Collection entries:
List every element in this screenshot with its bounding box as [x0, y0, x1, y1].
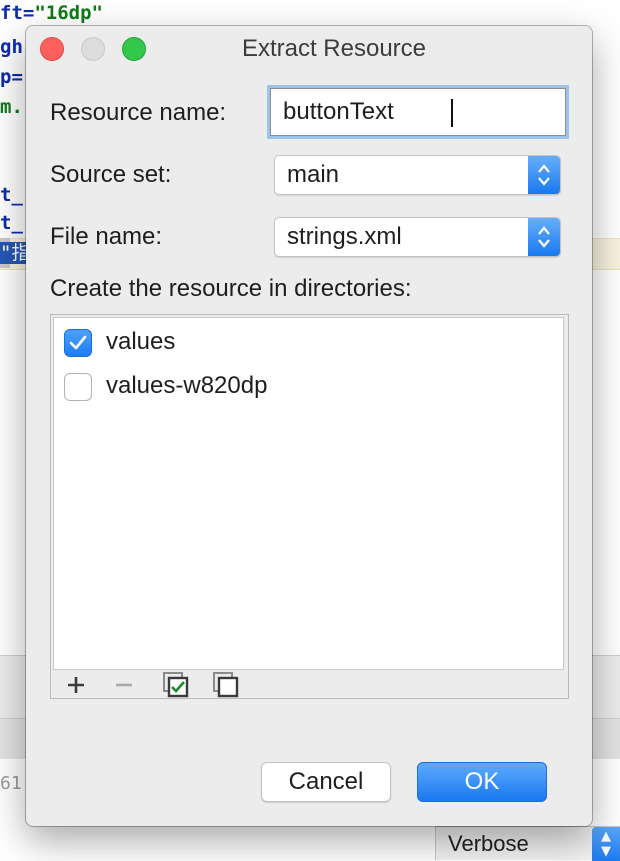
values-w820dp-checkbox[interactable]: [64, 373, 92, 401]
unselect-all-icon[interactable]: [211, 670, 241, 700]
text-caret: [451, 99, 453, 127]
ok-button[interactable]: OK: [417, 762, 547, 802]
chevron-up-down-icon: [528, 156, 560, 194]
extract-resource-dialog: Extract Resource Resource name: Source s…: [26, 26, 592, 826]
source-set-select[interactable]: main: [274, 155, 561, 195]
title-bar: Extract Resource: [26, 26, 592, 70]
source-set-value: main: [287, 161, 340, 188]
file-name-select[interactable]: strings.xml: [274, 217, 561, 257]
cancel-button[interactable]: Cancel: [261, 762, 391, 802]
file-name-value: strings.xml: [287, 223, 402, 250]
directory-label: values: [106, 328, 176, 355]
chevron-up-down-icon: ▲ ▼: [592, 827, 620, 861]
directories-toolbar: [51, 670, 568, 700]
source-set-label: Source set:: [50, 161, 172, 188]
directories-label: Create the resource in directories:: [50, 275, 412, 302]
add-icon[interactable]: [61, 670, 91, 700]
remove-icon[interactable]: [109, 670, 139, 700]
resource-name-label: Resource name:: [50, 99, 227, 126]
log-level-dropdown[interactable]: Verbose ▲ ▼: [435, 826, 620, 861]
code-line-1: ft="16dp": [0, 2, 103, 24]
dialog-title: Extract Resource: [241, 35, 427, 62]
code-line-4: m.: [0, 96, 23, 118]
select-all-icon[interactable]: [161, 670, 191, 700]
directory-label: values-w820dp: [106, 372, 268, 399]
code-line-2: gh: [0, 36, 23, 58]
directories-panel: values values-w820dp: [50, 314, 569, 699]
file-name-label: File name:: [50, 223, 163, 250]
resource-name-input[interactable]: [270, 88, 566, 136]
directories-list: values values-w820dp: [53, 317, 564, 670]
code-line-3: p=: [0, 66, 23, 88]
code-line-6: t_: [0, 212, 23, 234]
chevron-up-down-icon: [528, 218, 560, 256]
line-number: 61: [0, 773, 22, 794]
values-checkbox[interactable]: [64, 329, 92, 357]
log-level-value: Verbose: [448, 831, 529, 856]
code-line-5: t_: [0, 184, 23, 206]
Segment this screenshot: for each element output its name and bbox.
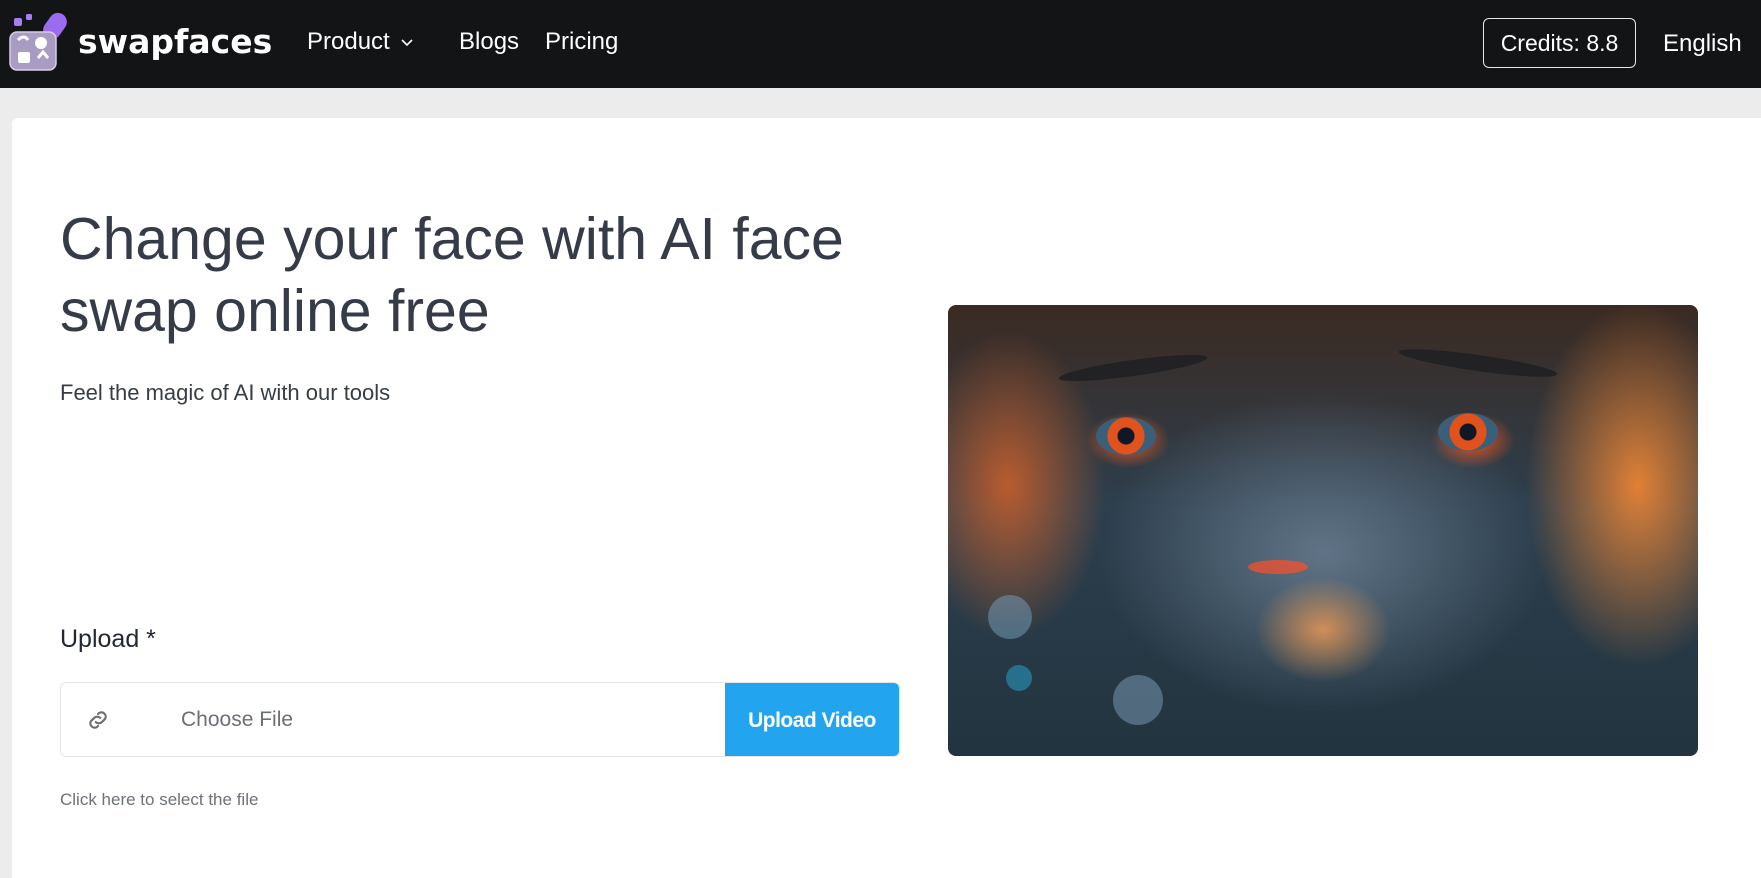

■ **TO DO**: Reproduce the material above, substituting "dropdown-arrow-icon" for every occurrence of "chevron-up-down-icon" and keeping everything else the same. Leave the pictures out.

■ **COMPLETE RESPONSE**:
List every element in this screenshot with its bounding box as [x0, y0, x1, y1].
values-w820dp-checkbox[interactable]: [64, 373, 92, 401]
unselect-all-icon[interactable]: [211, 670, 241, 700]
text-caret: [451, 99, 453, 127]
ok-button[interactable]: OK: [417, 762, 547, 802]
dropdown-arrow-icon: [528, 156, 560, 194]
extract-resource-dialog: Extract Resource Resource name: Source s…: [26, 26, 592, 826]
source-set-select[interactable]: main: [274, 155, 561, 195]
title-bar: Extract Resource: [26, 26, 592, 70]
source-set-value: main: [287, 161, 340, 188]
file-name-select[interactable]: strings.xml: [274, 217, 561, 257]
cancel-button[interactable]: Cancel: [261, 762, 391, 802]
file-name-value: strings.xml: [287, 223, 402, 250]
directory-label: values: [106, 328, 176, 355]
dropdown-arrow-icon: ▲ ▼: [592, 827, 620, 861]
directories-toolbar: [51, 670, 568, 700]
source-set-label: Source set:: [50, 161, 172, 188]
directories-label: Create the resource in directories:: [50, 275, 412, 302]
add-icon[interactable]: [61, 670, 91, 700]
remove-icon[interactable]: [109, 670, 139, 700]
resource-name-label: Resource name:: [50, 99, 227, 126]
log-level-dropdown[interactable]: Verbose ▲ ▼: [435, 826, 620, 861]
code-line-1: ft="16dp": [0, 2, 103, 24]
dialog-title: Extract Resource: [241, 35, 427, 62]
code-line-4: m.: [0, 96, 23, 118]
select-all-icon[interactable]: [161, 670, 191, 700]
directory-label: values-w820dp: [106, 372, 268, 399]
code-line-2: gh: [0, 36, 23, 58]
directories-panel: values values-w820dp: [50, 314, 569, 699]
file-name-label: File name:: [50, 223, 163, 250]
resource-name-input[interactable]: [270, 88, 566, 136]
directories-list: values values-w820dp: [53, 317, 564, 670]
code-line-3: p=: [0, 66, 23, 88]
code-line-6: t_: [0, 212, 23, 234]
dropdown-arrow-icon: [528, 218, 560, 256]
line-number: 61: [0, 773, 22, 794]
values-checkbox[interactable]: [64, 329, 92, 357]
log-level-value: Verbose: [448, 831, 529, 856]
code-line-5: t_: [0, 184, 23, 206]
Segment this screenshot: for each element output its name and bbox.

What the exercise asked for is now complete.